*What needs to be done*
Output the material below in full, exactly as it is.

----- Data section -----

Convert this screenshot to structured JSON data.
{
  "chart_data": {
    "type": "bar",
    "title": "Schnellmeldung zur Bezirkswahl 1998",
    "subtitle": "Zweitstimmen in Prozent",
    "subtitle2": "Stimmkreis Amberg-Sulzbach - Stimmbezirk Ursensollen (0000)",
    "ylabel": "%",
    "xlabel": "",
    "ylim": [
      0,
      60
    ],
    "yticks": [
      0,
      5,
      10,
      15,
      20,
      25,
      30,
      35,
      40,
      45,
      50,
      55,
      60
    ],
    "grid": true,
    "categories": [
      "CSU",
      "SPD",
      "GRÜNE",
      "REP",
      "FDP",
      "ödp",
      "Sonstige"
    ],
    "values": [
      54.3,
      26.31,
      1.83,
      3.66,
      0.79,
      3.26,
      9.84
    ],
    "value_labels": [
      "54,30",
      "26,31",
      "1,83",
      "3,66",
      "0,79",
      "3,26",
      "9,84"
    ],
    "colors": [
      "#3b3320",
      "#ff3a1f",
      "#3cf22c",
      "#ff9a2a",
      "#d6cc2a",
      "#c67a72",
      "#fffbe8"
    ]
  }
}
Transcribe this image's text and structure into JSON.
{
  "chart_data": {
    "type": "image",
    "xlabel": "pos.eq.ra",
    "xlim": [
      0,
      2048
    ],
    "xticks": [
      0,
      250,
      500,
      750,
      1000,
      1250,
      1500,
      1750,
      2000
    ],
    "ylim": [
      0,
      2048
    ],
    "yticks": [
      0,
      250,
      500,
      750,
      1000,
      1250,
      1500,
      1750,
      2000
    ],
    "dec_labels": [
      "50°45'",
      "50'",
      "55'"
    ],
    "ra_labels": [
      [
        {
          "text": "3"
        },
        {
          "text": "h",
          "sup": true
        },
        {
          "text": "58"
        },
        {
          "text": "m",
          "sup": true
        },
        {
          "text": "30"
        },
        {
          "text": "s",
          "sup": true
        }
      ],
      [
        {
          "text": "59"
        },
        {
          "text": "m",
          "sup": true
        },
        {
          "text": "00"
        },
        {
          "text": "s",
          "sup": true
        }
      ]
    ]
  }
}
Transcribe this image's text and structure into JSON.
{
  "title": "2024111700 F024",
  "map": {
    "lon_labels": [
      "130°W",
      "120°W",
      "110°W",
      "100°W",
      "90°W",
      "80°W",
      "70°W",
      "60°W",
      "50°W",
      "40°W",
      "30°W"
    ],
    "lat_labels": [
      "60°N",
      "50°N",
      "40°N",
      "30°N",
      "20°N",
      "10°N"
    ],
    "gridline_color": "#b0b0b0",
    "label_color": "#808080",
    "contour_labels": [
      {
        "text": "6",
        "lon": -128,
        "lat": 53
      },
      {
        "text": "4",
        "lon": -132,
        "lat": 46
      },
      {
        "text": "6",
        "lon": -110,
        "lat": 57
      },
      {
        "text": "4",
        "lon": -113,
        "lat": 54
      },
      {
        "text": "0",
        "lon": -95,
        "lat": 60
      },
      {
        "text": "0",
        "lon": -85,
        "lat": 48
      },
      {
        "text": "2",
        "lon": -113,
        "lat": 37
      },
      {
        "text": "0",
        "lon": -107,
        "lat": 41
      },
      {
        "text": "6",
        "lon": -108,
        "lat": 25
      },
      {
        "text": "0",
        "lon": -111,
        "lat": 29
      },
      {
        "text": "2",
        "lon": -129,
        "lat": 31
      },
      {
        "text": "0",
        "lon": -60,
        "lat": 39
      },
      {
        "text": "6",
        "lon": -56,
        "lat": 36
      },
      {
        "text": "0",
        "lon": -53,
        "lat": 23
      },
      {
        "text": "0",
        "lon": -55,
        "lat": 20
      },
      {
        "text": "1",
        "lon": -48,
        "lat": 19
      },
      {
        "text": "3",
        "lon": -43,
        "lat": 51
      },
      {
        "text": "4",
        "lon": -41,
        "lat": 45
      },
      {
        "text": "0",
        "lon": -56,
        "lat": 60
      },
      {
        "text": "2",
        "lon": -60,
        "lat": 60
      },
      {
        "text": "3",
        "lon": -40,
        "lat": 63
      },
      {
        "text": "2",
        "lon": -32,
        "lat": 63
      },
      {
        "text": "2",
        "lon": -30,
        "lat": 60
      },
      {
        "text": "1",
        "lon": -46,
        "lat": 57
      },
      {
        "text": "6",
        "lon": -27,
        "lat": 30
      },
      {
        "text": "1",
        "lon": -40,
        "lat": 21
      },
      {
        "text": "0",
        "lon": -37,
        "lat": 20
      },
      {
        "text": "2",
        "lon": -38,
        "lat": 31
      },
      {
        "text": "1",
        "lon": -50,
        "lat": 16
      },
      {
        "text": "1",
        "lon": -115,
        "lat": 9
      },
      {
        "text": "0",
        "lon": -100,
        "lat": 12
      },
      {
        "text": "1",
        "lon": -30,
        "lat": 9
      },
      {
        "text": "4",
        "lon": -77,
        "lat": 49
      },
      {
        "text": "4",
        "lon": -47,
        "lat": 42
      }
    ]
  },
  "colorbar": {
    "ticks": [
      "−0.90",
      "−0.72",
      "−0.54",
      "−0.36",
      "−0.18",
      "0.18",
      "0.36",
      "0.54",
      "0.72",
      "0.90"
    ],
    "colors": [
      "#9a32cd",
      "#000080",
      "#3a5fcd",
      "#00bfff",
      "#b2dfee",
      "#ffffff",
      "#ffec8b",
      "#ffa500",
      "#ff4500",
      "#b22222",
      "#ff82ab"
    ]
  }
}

-----

*Answer in full*
Convert this screenshot to structured JSON data.
{
  "chart_data": {
    "type": "bar",
    "title": "Schnellmeldung zur Bezirkswahl 1998",
    "subtitle": "Zweitstimmen in Prozent",
    "subtitle2": "Stimmkreis Amberg-Sulzbach - Stimmbezirk Ursensollen (0000)",
    "ylabel": "%",
    "xlabel": "",
    "ylim": [
      0,
      60
    ],
    "yticks": [
      0,
      5,
      10,
      15,
      20,
      25,
      30,
      35,
      40,
      45,
      50,
      55,
      60
    ],
    "grid": true,
    "categories": [
      "CSU",
      "SPD",
      "GRÜNE",
      "REP",
      "FDP",
      "ödp",
      "Sonstige"
    ],
    "values": [
      54.3,
      26.31,
      1.83,
      3.66,
      0.79,
      3.26,
      9.84
    ],
    "value_labels": [
      "54,30",
      "26,31",
      "1,83",
      "3,66",
      "0,79",
      "3,26",
      "9,84"
    ],
    "colors": [
      "#3b3320",
      "#ff3a1f",
      "#3cf22c",
      "#ff9a2a",
      "#d6cc2a",
      "#c67a72",
      "#fffbe8"
    ]
  }
}
Transcribe this image's text and structure into JSON.
{
  "chart_data": {
    "type": "image",
    "xlabel": "pos.eq.ra",
    "xlim": [
      0,
      2048
    ],
    "xticks": [
      0,
      250,
      500,
      750,
      1000,
      1250,
      1500,
      1750,
      2000
    ],
    "ylim": [
      0,
      2048
    ],
    "yticks": [
      0,
      250,
      500,
      750,
      1000,
      1250,
      1500,
      1750,
      2000
    ],
    "dec_labels": [
      "50°45'",
      "50'",
      "55'"
    ],
    "ra_labels": [
      [
        {
          "text": "3"
        },
        {
          "text": "h",
          "sup": true
        },
        {
          "text": "58"
        },
        {
          "text": "m",
          "sup": true
        },
        {
          "text": "30"
        },
        {
          "text": "s",
          "sup": true
        }
      ],
      [
        {
          "text": "59"
        },
        {
          "text": "m",
          "sup": true
        },
        {
          "text": "00"
        },
        {
          "text": "s",
          "sup": true
        }
      ]
    ]
  }
}
Transcribe this image's text and structure into JSON.
{
  "title": "2024111700 F024",
  "map": {
    "lon_labels": [
      "130°W",
      "120°W",
      "110°W",
      "100°W",
      "90°W",
      "80°W",
      "70°W",
      "60°W",
      "50°W",
      "40°W",
      "30°W"
    ],
    "lat_labels": [
      "60°N",
      "50°N",
      "40°N",
      "30°N",
      "20°N",
      "10°N"
    ],
    "gridline_color": "#b0b0b0",
    "label_color": "#808080",
    "contour_labels": [
      {
        "text": "6",
        "lon": -128,
        "lat": 53
      },
      {
        "text": "4",
        "lon": -132,
        "lat": 46
      },
      {
        "text": "6",
        "lon": -110,
        "lat": 57
      },
      {
        "text": "4",
        "lon": -113,
        "lat": 54
      },
      {
        "text": "0",
        "lon": -95,
        "lat": 60
      },
      {
        "text": "0",
        "lon": -85,
        "lat": 48
      },
      {
        "text": "2",
        "lon": -113,
        "lat": 37
      },
      {
        "text": "0",
        "lon": -107,
        "lat": 41
      },
      {
        "text": "6",
        "lon": -108,
        "lat": 25
      },
      {
        "text": "0",
        "lon": -111,
        "lat": 29
      },
      {
        "text": "2",
        "lon": -129,
        "lat": 31
      },
      {
        "text": "0",
        "lon": -60,
        "lat": 39
      },
      {
        "text": "6",
        "lon": -56,
        "lat": 36
      },
      {
        "text": "0",
        "lon": -53,
        "lat": 23
      },
      {
        "text": "0",
        "lon": -55,
        "lat": 20
      },
      {
        "text": "1",
        "lon": -48,
        "lat": 19
      },
      {
        "text": "3",
        "lon": -43,
        "lat": 51
      },
      {
        "text": "4",
        "lon": -41,
        "lat": 45
      },
      {
        "text": "0",
        "lon": -56,
        "lat": 60
      },
      {
        "text": "2",
        "lon": -60,
        "lat": 60
      },
      {
        "text": "3",
        "lon": -40,
        "lat": 63
      },
      {
        "text": "2",
        "lon": -32,
        "lat": 63
      },
      {
        "text": "2",
        "lon": -30,
        "lat": 60
      },
      {
        "text": "1",
        "lon": -46,
        "lat": 57
      },
      {
        "text": "6",
        "lon": -27,
        "lat": 30
      },
      {
        "text": "1",
        "lon": -40,
        "lat": 21
      },
      {
        "text": "0",
        "lon": -37,
        "lat": 20
      },
      {
        "text": "2",
        "lon": -38,
        "lat": 31
      },
      {
        "text": "1",
        "lon": -50,
        "lat": 16
      },
      {
        "text": "1",
        "lon": -115,
        "lat": 9
      },
      {
        "text": "0",
        "lon": -100,
        "lat": 12
      },
      {
        "text": "1",
        "lon": -30,
        "lat": 9
      },
      {
        "text": "4",
        "lon": -77,
        "lat": 49
      },
      {
        "text": "4",
        "lon": -47,
        "lat": 42
      }
    ]
  },
  "colorbar": {
    "ticks": [
      "−0.90",
      "−0.72",
      "−0.54",
      "−0.36",
      "−0.18",
      "0.18",
      "0.36",
      "0.54",
      "0.72",
      "0.90"
    ],
    "colors": [
      "#9a32cd",
      "#000080",
      "#3a5fcd",
      "#00bfff",
      "#b2dfee",
      "#ffffff",
      "#ffec8b",
      "#ffa500",
      "#ff4500",
      "#b22222",
      "#ff82ab"
    ]
  }
}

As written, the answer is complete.